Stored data
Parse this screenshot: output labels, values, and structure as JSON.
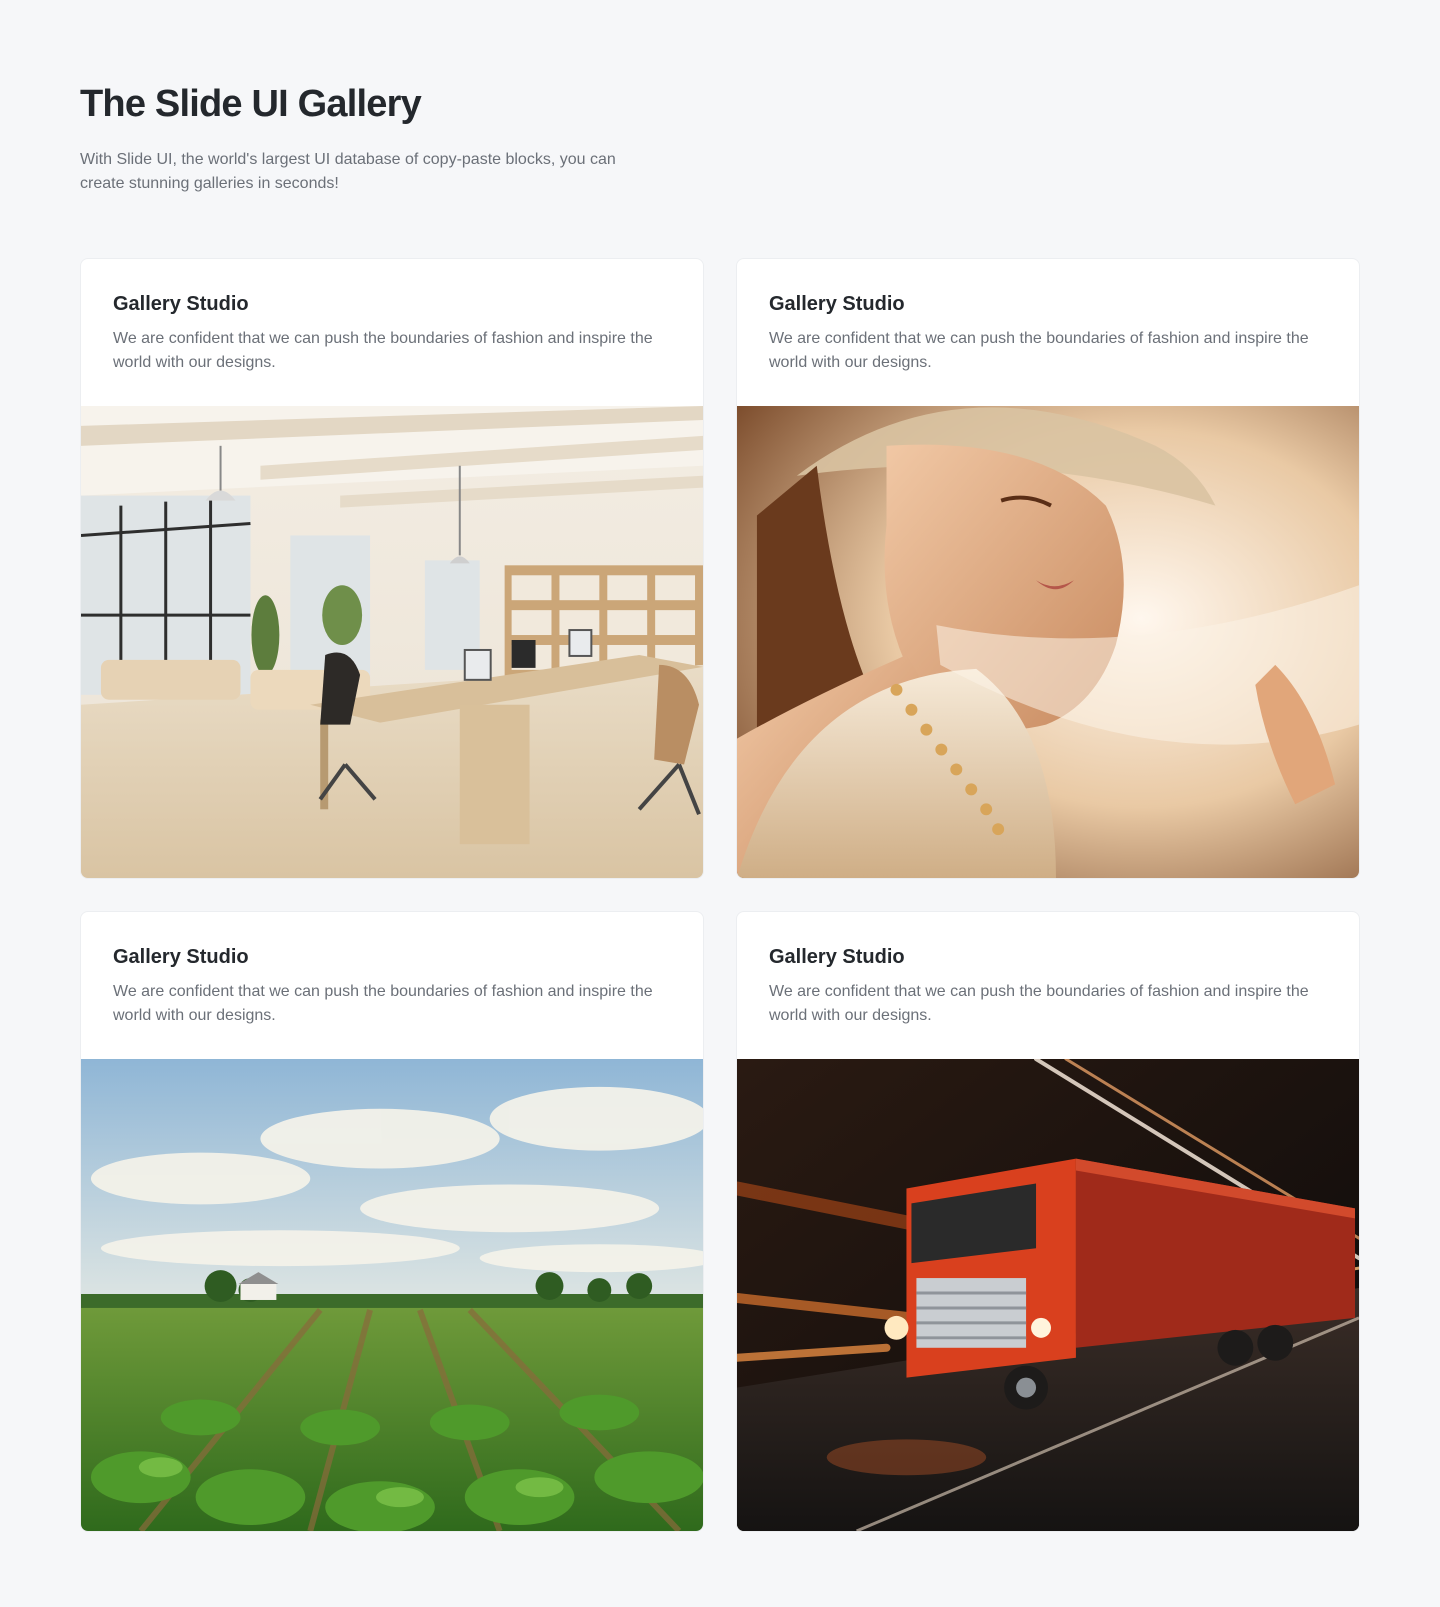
{
  "header": {
    "title": "The Slide UI Gallery",
    "subtitle": "With Slide UI, the world's largest UI database of copy-paste blocks, you can create stunning galleries in seconds!"
  },
  "cards": [
    {
      "title": "Gallery Studio",
      "description": "We are confident that we can push the boundaries of fashion and inspire the world with our designs.",
      "image": "office-interior-image"
    },
    {
      "title": "Gallery Studio",
      "description": "We are confident that we can push the boundaries of fashion and inspire the world with our designs.",
      "image": "fashion-portrait-image"
    },
    {
      "title": "Gallery Studio",
      "description": "We are confident that we can push the boundaries of fashion and inspire the world with our designs.",
      "image": "farm-field-image"
    },
    {
      "title": "Gallery Studio",
      "description": "We are confident that we can push the boundaries of fashion and inspire the world with our designs.",
      "image": "red-truck-image"
    }
  ],
  "colors": {
    "background": "#f6f7f9",
    "card": "#ffffff",
    "heading": "#24282d",
    "body_text": "#6b7078"
  }
}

■ **Exercise goal**: Transcribe every entry word for word, but skip the pictures.

■ **In response**:
Parse this screenshot: output labels, values, and structure as JSON.
{
  "header": {
    "title": "The Slide UI Gallery",
    "subtitle": "With Slide UI, the world's largest UI database of copy-paste blocks, you can create stunning galleries in seconds!"
  },
  "cards": [
    {
      "title": "Gallery Studio",
      "description": "We are confident that we can push the boundaries of fashion and inspire the world with our designs.",
      "image": "office-interior-image"
    },
    {
      "title": "Gallery Studio",
      "description": "We are confident that we can push the boundaries of fashion and inspire the world with our designs.",
      "image": "fashion-portrait-image"
    },
    {
      "title": "Gallery Studio",
      "description": "We are confident that we can push the boundaries of fashion and inspire the world with our designs.",
      "image": "farm-field-image"
    },
    {
      "title": "Gallery Studio",
      "description": "We are confident that we can push the boundaries of fashion and inspire the world with our designs.",
      "image": "red-truck-image"
    }
  ],
  "colors": {
    "background": "#f6f7f9",
    "card": "#ffffff",
    "heading": "#24282d",
    "body_text": "#6b7078"
  }
}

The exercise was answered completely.